→ Data shown
▬▬▬

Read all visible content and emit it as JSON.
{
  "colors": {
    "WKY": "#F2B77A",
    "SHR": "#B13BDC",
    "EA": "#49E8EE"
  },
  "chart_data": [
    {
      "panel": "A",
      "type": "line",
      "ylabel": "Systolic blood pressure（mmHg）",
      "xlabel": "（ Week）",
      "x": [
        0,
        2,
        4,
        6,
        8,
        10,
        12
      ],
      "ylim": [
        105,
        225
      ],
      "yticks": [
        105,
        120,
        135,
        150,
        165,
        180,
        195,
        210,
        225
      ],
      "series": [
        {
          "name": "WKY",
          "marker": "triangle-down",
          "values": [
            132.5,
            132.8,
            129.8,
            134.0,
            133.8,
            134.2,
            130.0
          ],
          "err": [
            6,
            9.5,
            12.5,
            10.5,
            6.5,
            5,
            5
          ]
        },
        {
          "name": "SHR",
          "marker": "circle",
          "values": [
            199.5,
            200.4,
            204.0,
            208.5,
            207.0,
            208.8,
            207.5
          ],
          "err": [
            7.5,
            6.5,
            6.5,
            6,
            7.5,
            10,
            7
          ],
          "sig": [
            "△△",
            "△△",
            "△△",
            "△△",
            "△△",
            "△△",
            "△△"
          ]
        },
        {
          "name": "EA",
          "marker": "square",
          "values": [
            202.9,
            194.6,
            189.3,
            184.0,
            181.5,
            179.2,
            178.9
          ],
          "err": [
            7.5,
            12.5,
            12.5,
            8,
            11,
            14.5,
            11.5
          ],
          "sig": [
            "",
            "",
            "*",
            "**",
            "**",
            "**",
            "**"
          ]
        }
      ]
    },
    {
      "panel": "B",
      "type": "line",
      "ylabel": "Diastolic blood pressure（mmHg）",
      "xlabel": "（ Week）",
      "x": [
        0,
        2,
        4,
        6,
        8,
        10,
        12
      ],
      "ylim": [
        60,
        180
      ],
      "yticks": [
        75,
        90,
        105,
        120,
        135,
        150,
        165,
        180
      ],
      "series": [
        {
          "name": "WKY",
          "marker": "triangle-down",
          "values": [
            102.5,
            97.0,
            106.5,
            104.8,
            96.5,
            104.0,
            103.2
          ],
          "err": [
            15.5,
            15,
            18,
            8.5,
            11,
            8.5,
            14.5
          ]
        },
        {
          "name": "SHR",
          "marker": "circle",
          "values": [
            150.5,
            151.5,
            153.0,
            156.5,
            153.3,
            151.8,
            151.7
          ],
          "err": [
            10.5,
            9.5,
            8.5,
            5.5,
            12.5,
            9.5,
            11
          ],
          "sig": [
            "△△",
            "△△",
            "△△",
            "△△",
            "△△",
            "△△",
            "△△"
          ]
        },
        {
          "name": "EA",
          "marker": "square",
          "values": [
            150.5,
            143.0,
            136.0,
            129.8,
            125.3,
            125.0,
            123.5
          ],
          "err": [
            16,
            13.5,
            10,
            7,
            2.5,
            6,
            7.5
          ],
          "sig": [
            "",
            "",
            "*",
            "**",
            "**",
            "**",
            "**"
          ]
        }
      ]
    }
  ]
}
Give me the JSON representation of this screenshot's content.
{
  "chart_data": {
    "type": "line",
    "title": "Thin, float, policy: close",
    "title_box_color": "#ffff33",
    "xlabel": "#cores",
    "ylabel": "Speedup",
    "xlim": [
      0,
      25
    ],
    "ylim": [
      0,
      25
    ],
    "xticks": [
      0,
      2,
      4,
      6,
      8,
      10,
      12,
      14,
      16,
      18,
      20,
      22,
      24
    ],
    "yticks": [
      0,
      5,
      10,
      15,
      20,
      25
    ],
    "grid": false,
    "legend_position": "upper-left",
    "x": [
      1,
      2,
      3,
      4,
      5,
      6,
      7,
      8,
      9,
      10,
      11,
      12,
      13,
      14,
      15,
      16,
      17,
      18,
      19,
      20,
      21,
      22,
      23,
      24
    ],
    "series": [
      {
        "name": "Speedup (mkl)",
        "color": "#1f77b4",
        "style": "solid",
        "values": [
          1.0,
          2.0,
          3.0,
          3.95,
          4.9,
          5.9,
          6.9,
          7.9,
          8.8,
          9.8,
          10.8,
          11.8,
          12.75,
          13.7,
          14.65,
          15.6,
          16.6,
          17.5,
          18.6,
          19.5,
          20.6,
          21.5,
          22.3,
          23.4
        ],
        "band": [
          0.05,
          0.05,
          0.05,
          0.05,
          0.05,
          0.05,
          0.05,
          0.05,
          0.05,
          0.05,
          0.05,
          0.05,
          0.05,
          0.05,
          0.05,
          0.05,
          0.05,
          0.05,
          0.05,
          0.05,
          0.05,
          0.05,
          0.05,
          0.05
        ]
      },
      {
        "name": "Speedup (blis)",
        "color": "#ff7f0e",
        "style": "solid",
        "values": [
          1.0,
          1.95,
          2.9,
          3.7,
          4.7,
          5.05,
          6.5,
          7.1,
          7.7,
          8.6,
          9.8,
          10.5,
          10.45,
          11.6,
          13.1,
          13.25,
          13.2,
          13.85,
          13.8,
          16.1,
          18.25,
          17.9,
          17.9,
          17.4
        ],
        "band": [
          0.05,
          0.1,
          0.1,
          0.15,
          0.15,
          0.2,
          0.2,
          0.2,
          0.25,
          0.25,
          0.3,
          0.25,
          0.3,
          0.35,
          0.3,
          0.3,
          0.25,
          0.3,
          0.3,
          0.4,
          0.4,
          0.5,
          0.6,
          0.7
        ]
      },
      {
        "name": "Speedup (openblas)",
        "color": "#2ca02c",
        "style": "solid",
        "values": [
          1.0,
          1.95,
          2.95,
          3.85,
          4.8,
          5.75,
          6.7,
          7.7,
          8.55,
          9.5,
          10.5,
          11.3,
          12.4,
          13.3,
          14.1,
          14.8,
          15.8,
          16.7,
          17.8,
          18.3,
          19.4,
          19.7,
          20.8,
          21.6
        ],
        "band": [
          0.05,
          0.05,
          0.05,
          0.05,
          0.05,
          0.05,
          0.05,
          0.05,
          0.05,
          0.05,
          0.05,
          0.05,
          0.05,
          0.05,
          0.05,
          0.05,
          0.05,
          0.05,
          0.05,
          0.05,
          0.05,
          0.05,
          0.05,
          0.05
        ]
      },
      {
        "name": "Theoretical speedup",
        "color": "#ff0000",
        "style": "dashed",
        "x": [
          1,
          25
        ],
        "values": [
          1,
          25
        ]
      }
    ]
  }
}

▬▬▬

Return all of the above records exactly, leaving no line out.

→ Full response
Read all visible content and emit it as JSON.
{
  "colors": {
    "WKY": "#F2B77A",
    "SHR": "#B13BDC",
    "EA": "#49E8EE"
  },
  "chart_data": [
    {
      "panel": "A",
      "type": "line",
      "ylabel": "Systolic blood pressure（mmHg）",
      "xlabel": "（ Week）",
      "x": [
        0,
        2,
        4,
        6,
        8,
        10,
        12
      ],
      "ylim": [
        105,
        225
      ],
      "yticks": [
        105,
        120,
        135,
        150,
        165,
        180,
        195,
        210,
        225
      ],
      "series": [
        {
          "name": "WKY",
          "marker": "triangle-down",
          "values": [
            132.5,
            132.8,
            129.8,
            134.0,
            133.8,
            134.2,
            130.0
          ],
          "err": [
            6,
            9.5,
            12.5,
            10.5,
            6.5,
            5,
            5
          ]
        },
        {
          "name": "SHR",
          "marker": "circle",
          "values": [
            199.5,
            200.4,
            204.0,
            208.5,
            207.0,
            208.8,
            207.5
          ],
          "err": [
            7.5,
            6.5,
            6.5,
            6,
            7.5,
            10,
            7
          ],
          "sig": [
            "△△",
            "△△",
            "△△",
            "△△",
            "△△",
            "△△",
            "△△"
          ]
        },
        {
          "name": "EA",
          "marker": "square",
          "values": [
            202.9,
            194.6,
            189.3,
            184.0,
            181.5,
            179.2,
            178.9
          ],
          "err": [
            7.5,
            12.5,
            12.5,
            8,
            11,
            14.5,
            11.5
          ],
          "sig": [
            "",
            "",
            "*",
            "**",
            "**",
            "**",
            "**"
          ]
        }
      ]
    },
    {
      "panel": "B",
      "type": "line",
      "ylabel": "Diastolic blood pressure（mmHg）",
      "xlabel": "（ Week）",
      "x": [
        0,
        2,
        4,
        6,
        8,
        10,
        12
      ],
      "ylim": [
        60,
        180
      ],
      "yticks": [
        75,
        90,
        105,
        120,
        135,
        150,
        165,
        180
      ],
      "series": [
        {
          "name": "WKY",
          "marker": "triangle-down",
          "values": [
            102.5,
            97.0,
            106.5,
            104.8,
            96.5,
            104.0,
            103.2
          ],
          "err": [
            15.5,
            15,
            18,
            8.5,
            11,
            8.5,
            14.5
          ]
        },
        {
          "name": "SHR",
          "marker": "circle",
          "values": [
            150.5,
            151.5,
            153.0,
            156.5,
            153.3,
            151.8,
            151.7
          ],
          "err": [
            10.5,
            9.5,
            8.5,
            5.5,
            12.5,
            9.5,
            11
          ],
          "sig": [
            "△△",
            "△△",
            "△△",
            "△△",
            "△△",
            "△△",
            "△△"
          ]
        },
        {
          "name": "EA",
          "marker": "square",
          "values": [
            150.5,
            143.0,
            136.0,
            129.8,
            125.3,
            125.0,
            123.5
          ],
          "err": [
            16,
            13.5,
            10,
            7,
            2.5,
            6,
            7.5
          ],
          "sig": [
            "",
            "",
            "*",
            "**",
            "**",
            "**",
            "**"
          ]
        }
      ]
    }
  ]
}
Give me the JSON representation of this screenshot's content.
{
  "chart_data": {
    "type": "line",
    "title": "Thin, float, policy: close",
    "title_box_color": "#ffff33",
    "xlabel": "#cores",
    "ylabel": "Speedup",
    "xlim": [
      0,
      25
    ],
    "ylim": [
      0,
      25
    ],
    "xticks": [
      0,
      2,
      4,
      6,
      8,
      10,
      12,
      14,
      16,
      18,
      20,
      22,
      24
    ],
    "yticks": [
      0,
      5,
      10,
      15,
      20,
      25
    ],
    "grid": false,
    "legend_position": "upper-left",
    "x": [
      1,
      2,
      3,
      4,
      5,
      6,
      7,
      8,
      9,
      10,
      11,
      12,
      13,
      14,
      15,
      16,
      17,
      18,
      19,
      20,
      21,
      22,
      23,
      24
    ],
    "series": [
      {
        "name": "Speedup (mkl)",
        "color": "#1f77b4",
        "style": "solid",
        "values": [
          1.0,
          2.0,
          3.0,
          3.95,
          4.9,
          5.9,
          6.9,
          7.9,
          8.8,
          9.8,
          10.8,
          11.8,
          12.75,
          13.7,
          14.65,
          15.6,
          16.6,
          17.5,
          18.6,
          19.5,
          20.6,
          21.5,
          22.3,
          23.4
        ],
        "band": [
          0.05,
          0.05,
          0.05,
          0.05,
          0.05,
          0.05,
          0.05,
          0.05,
          0.05,
          0.05,
          0.05,
          0.05,
          0.05,
          0.05,
          0.05,
          0.05,
          0.05,
          0.05,
          0.05,
          0.05,
          0.05,
          0.05,
          0.05,
          0.05
        ]
      },
      {
        "name": "Speedup (blis)",
        "color": "#ff7f0e",
        "style": "solid",
        "values": [
          1.0,
          1.95,
          2.9,
          3.7,
          4.7,
          5.05,
          6.5,
          7.1,
          7.7,
          8.6,
          9.8,
          10.5,
          10.45,
          11.6,
          13.1,
          13.25,
          13.2,
          13.85,
          13.8,
          16.1,
          18.25,
          17.9,
          17.9,
          17.4
        ],
        "band": [
          0.05,
          0.1,
          0.1,
          0.15,
          0.15,
          0.2,
          0.2,
          0.2,
          0.25,
          0.25,
          0.3,
          0.25,
          0.3,
          0.35,
          0.3,
          0.3,
          0.25,
          0.3,
          0.3,
          0.4,
          0.4,
          0.5,
          0.6,
          0.7
        ]
      },
      {
        "name": "Speedup (openblas)",
        "color": "#2ca02c",
        "style": "solid",
        "values": [
          1.0,
          1.95,
          2.95,
          3.85,
          4.8,
          5.75,
          6.7,
          7.7,
          8.55,
          9.5,
          10.5,
          11.3,
          12.4,
          13.3,
          14.1,
          14.8,
          15.8,
          16.7,
          17.8,
          18.3,
          19.4,
          19.7,
          20.8,
          21.6
        ],
        "band": [
          0.05,
          0.05,
          0.05,
          0.05,
          0.05,
          0.05,
          0.05,
          0.05,
          0.05,
          0.05,
          0.05,
          0.05,
          0.05,
          0.05,
          0.05,
          0.05,
          0.05,
          0.05,
          0.05,
          0.05,
          0.05,
          0.05,
          0.05,
          0.05
        ]
      },
      {
        "name": "Theoretical speedup",
        "color": "#ff0000",
        "style": "dashed",
        "x": [
          1,
          25
        ],
        "values": [
          1,
          25
        ]
      }
    ]
  }
}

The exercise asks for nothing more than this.